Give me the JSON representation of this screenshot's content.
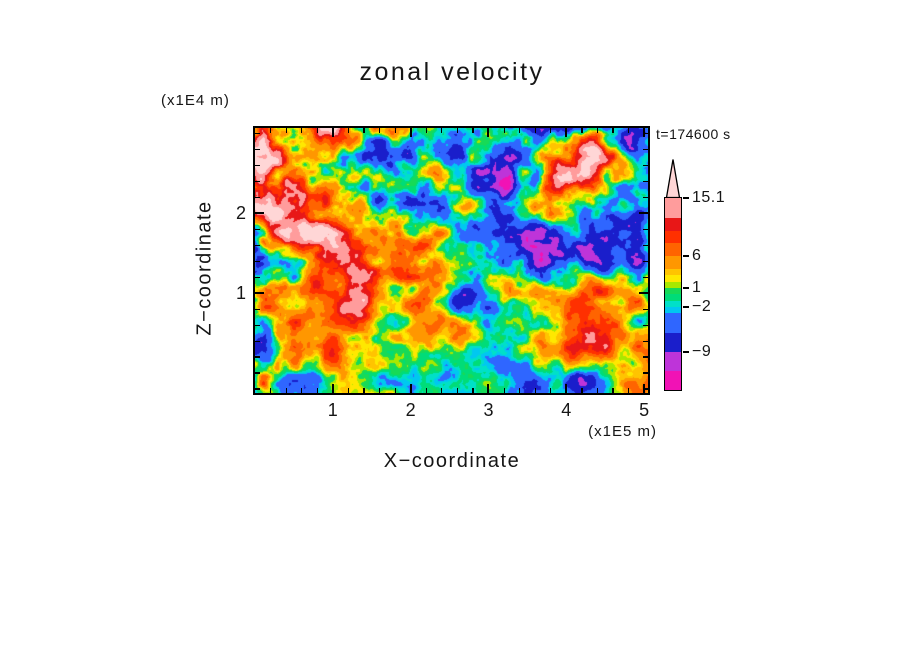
{
  "chart_data": {
    "type": "heatmap",
    "title": "zonal velocity",
    "xlabel": "X−coordinate",
    "ylabel": "Z−coordinate",
    "x_unit": "(x1E5 m)",
    "z_unit": "(x1E4 m)",
    "time_label": "t=174600 s",
    "x_range": [
      0,
      5.05
    ],
    "z_range": [
      -0.25,
      3.07
    ],
    "x_ticks": [
      1,
      2,
      3,
      4,
      5
    ],
    "z_ticks": [
      1,
      2
    ],
    "grid": false,
    "legend_position": "right-colorbar",
    "contour_levels": [
      -15,
      -12,
      -9,
      -6,
      -3,
      -2,
      -1,
      0,
      1,
      2,
      3,
      4,
      6,
      8,
      10,
      12,
      15.1
    ],
    "palette": [
      "#F112B5",
      "#BE34D9",
      "#1A1ECB",
      "#2F66FF",
      "#00C8F0",
      "#00E0C8",
      "#00DC78",
      "#17DA57",
      "#A8E800",
      "#FFE800",
      "#FFC400",
      "#FF9700",
      "#FF6400",
      "#FF3000",
      "#E81717",
      "#FF9C9C"
    ],
    "over_color": "#FFD6D6",
    "colorbar_labels": [
      {
        "value": 15.1,
        "text": "15.1"
      },
      {
        "value": 6,
        "text": "6"
      },
      {
        "value": 1,
        "text": "1"
      },
      {
        "value": -2,
        "text": "−2"
      },
      {
        "value": -9,
        "text": "−9"
      }
    ],
    "procedural_field": {
      "amp1": 36,
      "f1x": 0.92,
      "f1z": 1.12,
      "ox1": 7.31,
      "oz1": 3.17,
      "amp2": 26,
      "f2x": 2.35,
      "f2z": 2.7,
      "ox2": 1.73,
      "oz2": 9.42,
      "bias": 1.6,
      "wave_amp": 1.8,
      "wave_freq": 2.2,
      "wave_phase": -0.8,
      "base_gain": 0.78,
      "top_gain": 0.14,
      "edge_gain": 0.5,
      "edge_width": 0.16
    }
  }
}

[TASK STATEMENT]
What you return should match the records above word for word, minus the pictures.

[ANSWER]
Give me the JSON representation of this screenshot's content.
{
  "chart_data": {
    "type": "heatmap",
    "title": "zonal velocity",
    "xlabel": "X−coordinate",
    "ylabel": "Z−coordinate",
    "x_unit": "(x1E5 m)",
    "z_unit": "(x1E4 m)",
    "time_label": "t=174600 s",
    "x_range": [
      0,
      5.05
    ],
    "z_range": [
      -0.25,
      3.07
    ],
    "x_ticks": [
      1,
      2,
      3,
      4,
      5
    ],
    "z_ticks": [
      1,
      2
    ],
    "grid": false,
    "legend_position": "right-colorbar",
    "contour_levels": [
      -15,
      -12,
      -9,
      -6,
      -3,
      -2,
      -1,
      0,
      1,
      2,
      3,
      4,
      6,
      8,
      10,
      12,
      15.1
    ],
    "palette": [
      "#F112B5",
      "#BE34D9",
      "#1A1ECB",
      "#2F66FF",
      "#00C8F0",
      "#00E0C8",
      "#00DC78",
      "#17DA57",
      "#A8E800",
      "#FFE800",
      "#FFC400",
      "#FF9700",
      "#FF6400",
      "#FF3000",
      "#E81717",
      "#FF9C9C"
    ],
    "over_color": "#FFD6D6",
    "colorbar_labels": [
      {
        "value": 15.1,
        "text": "15.1"
      },
      {
        "value": 6,
        "text": "6"
      },
      {
        "value": 1,
        "text": "1"
      },
      {
        "value": -2,
        "text": "−2"
      },
      {
        "value": -9,
        "text": "−9"
      }
    ],
    "procedural_field": {
      "amp1": 36,
      "f1x": 0.92,
      "f1z": 1.12,
      "ox1": 7.31,
      "oz1": 3.17,
      "amp2": 26,
      "f2x": 2.35,
      "f2z": 2.7,
      "ox2": 1.73,
      "oz2": 9.42,
      "bias": 1.6,
      "wave_amp": 1.8,
      "wave_freq": 2.2,
      "wave_phase": -0.8,
      "base_gain": 0.78,
      "top_gain": 0.14,
      "edge_gain": 0.5,
      "edge_width": 0.16
    }
  }
}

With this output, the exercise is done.